▶ _Stated task_
Show every line below where "malades" can be found.

[Recorded data]
++++++
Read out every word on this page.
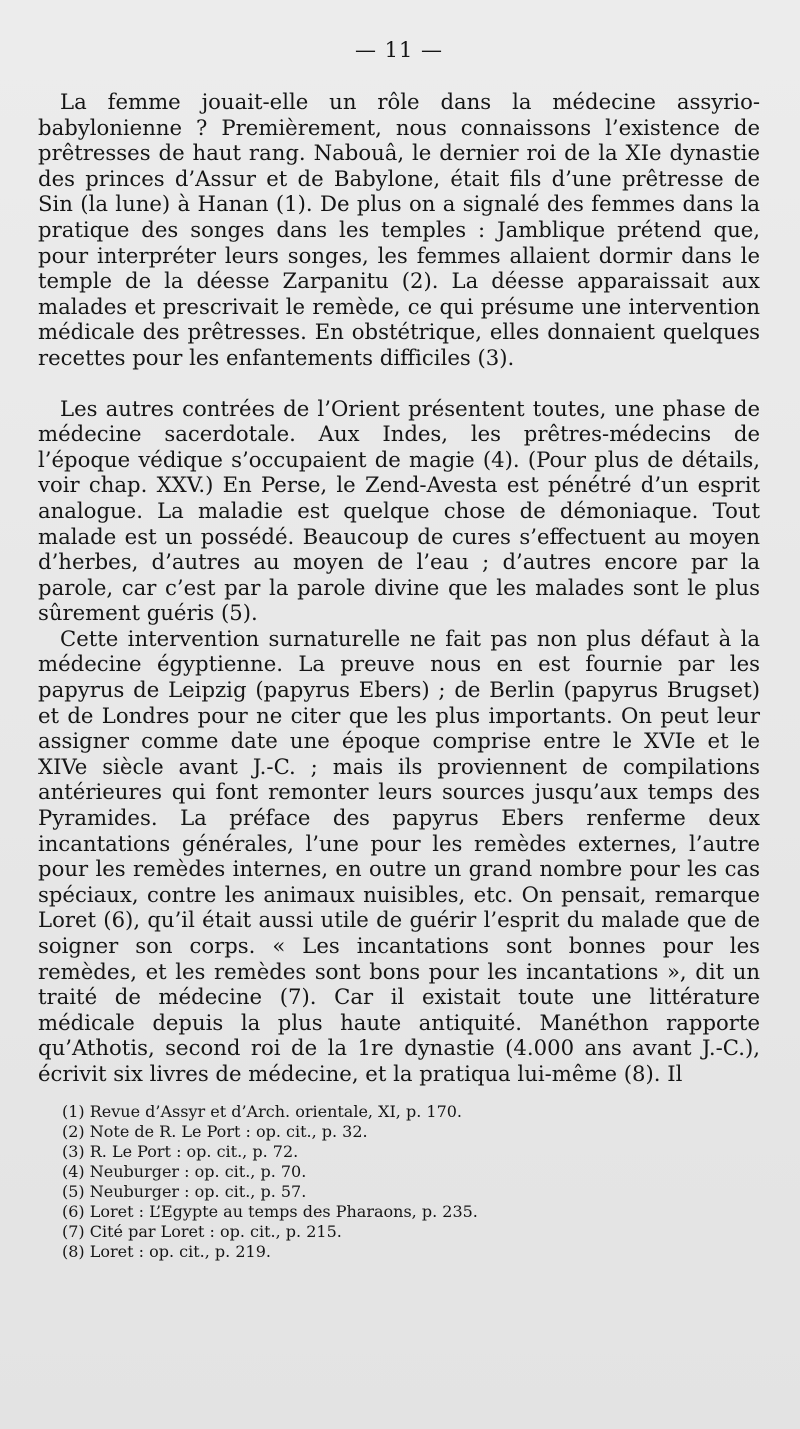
— 11 —

La femme jouait-elle un rôle dans la médecine assyrio-babylonienne ? Premièrement, nous connaissons l’existence de prêtresses de haut rang. Nabouâ, le dernier roi de la XIe dynastie des princes d’Assur et de Babylone, était fils d’une prêtresse de Sin (la lune) à Hanan (1). De plus on a signalé des femmes dans la pratique des songes dans les temples : Jamblique prétend que, pour interpréter leurs songes, les femmes allaient dormir dans le temple de la déesse Zarpanitu (2). La déesse apparaissait aux malades et prescrivait le remède, ce qui présume une intervention médicale des prêtresses. En obstétrique, elles donnaient quelques recettes pour les enfantements difficiles (3).

Les autres contrées de l’Orient présentent toutes, une phase de médecine sacerdotale. Aux Indes, les prêtres-médecins de l’époque védique s’occupaient de magie (4). (Pour plus de détails, voir chap. XXV.) En Perse, le Zend-Avesta est pénétré d’un esprit analogue. La maladie est quelque chose de démoniaque. Tout malade est un possédé. Beaucoup de cures s’effectuent au moyen d’herbes, d’autres au moyen de l’eau ; d’autres encore par la parole, car c’est par la parole divine que les malades sont le plus sûrement guéris (5).

Cette intervention surnaturelle ne fait pas non plus défaut à la médecine égyptienne. La preuve nous en est fournie par les papyrus de Leipzig (papyrus Ebers) ; de Berlin (papyrus Brugset) et de Londres pour ne citer que les plus importants. On peut leur assigner comme date une époque comprise entre le XVIe et le XIVe siècle avant J.-C. ; mais ils proviennent de compilations antérieures qui font remonter leurs sources jusqu’aux temps des Pyramides. La préface des papyrus Ebers renferme deux incantations générales, l’une pour les remèdes externes, l’autre pour les remèdes internes, en outre un grand nombre pour les cas spéciaux, contre les animaux nuisibles, etc. On pensait, remarque Loret (6), qu’il était aussi utile de guérir l’esprit du malade que de soigner son corps. « Les incantations sont bonnes pour les remèdes, et les remèdes sont bons pour les incantations », dit un traité de médecine (7). Car il existait toute une littérature médicale depuis la plus haute antiquité. Manéthon rapporte qu’Athotis, second roi de la 1re dynastie (4.000 ans avant J.-C.), écrivit six livres de médecine, et la pratiqua lui-même (8). Il

(1) Revue d’Assyr et d’Arch. orientale, XI, p. 170.
(2) Note de R. Le Port : op. cit., p. 32.
(3) R. Le Port : op. cit., p. 72.
(4) Neuburger : op. cit., p. 70.
(5) Neuburger : op. cit., p. 57.
(6) Loret : L’Egypte au temps des Pharaons, p. 235.
(7) Cité par Loret : op. cit., p. 215.
(8) Loret : op. cit., p. 219.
++++++
▶ _Solution_
La femme jouait-elle un rôle dans la médecine assyrio-babylonienne ? Premièrement, nous connaissons l’existence de prêtresses de haut rang. Nabouâ, le dernier roi de la XIe dynastie des princes d’Assur et de Babylone, était fils d’une prêtresse de Sin (la lune) à Hanan (1). De plus on a signalé des femmes dans la pratique des songes dans les temples : Jamblique prétend que, pour interpréter leurs songes, les femmes allaient dormir dans le temple de la déesse Zarpanitu (2). La déesse apparaissait aux malades et prescrivait le remède, ce qui présume une intervention médicale des prêtresses. En obstétrique, elles donnaient quelques recettes pour les enfantements difficiles (3).
Les autres contrées de l’Orient présentent toutes, une phase de médecine sacerdotale. Aux Indes, les prêtres-médecins de l’époque védique s’occupaient de magie (4). (Pour plus de détails, voir chap. XXV.) En Perse, le Zend-Avesta est pénétré d’un esprit analogue. La maladie est quelque chose de démoniaque. Tout malade est un possédé. Beaucoup de cures s’effectuent au moyen d’herbes, d’autres au moyen de l’eau ; d’autres encore par la parole, car c’est par la parole divine que les malades sont le plus sûrement guéris (5).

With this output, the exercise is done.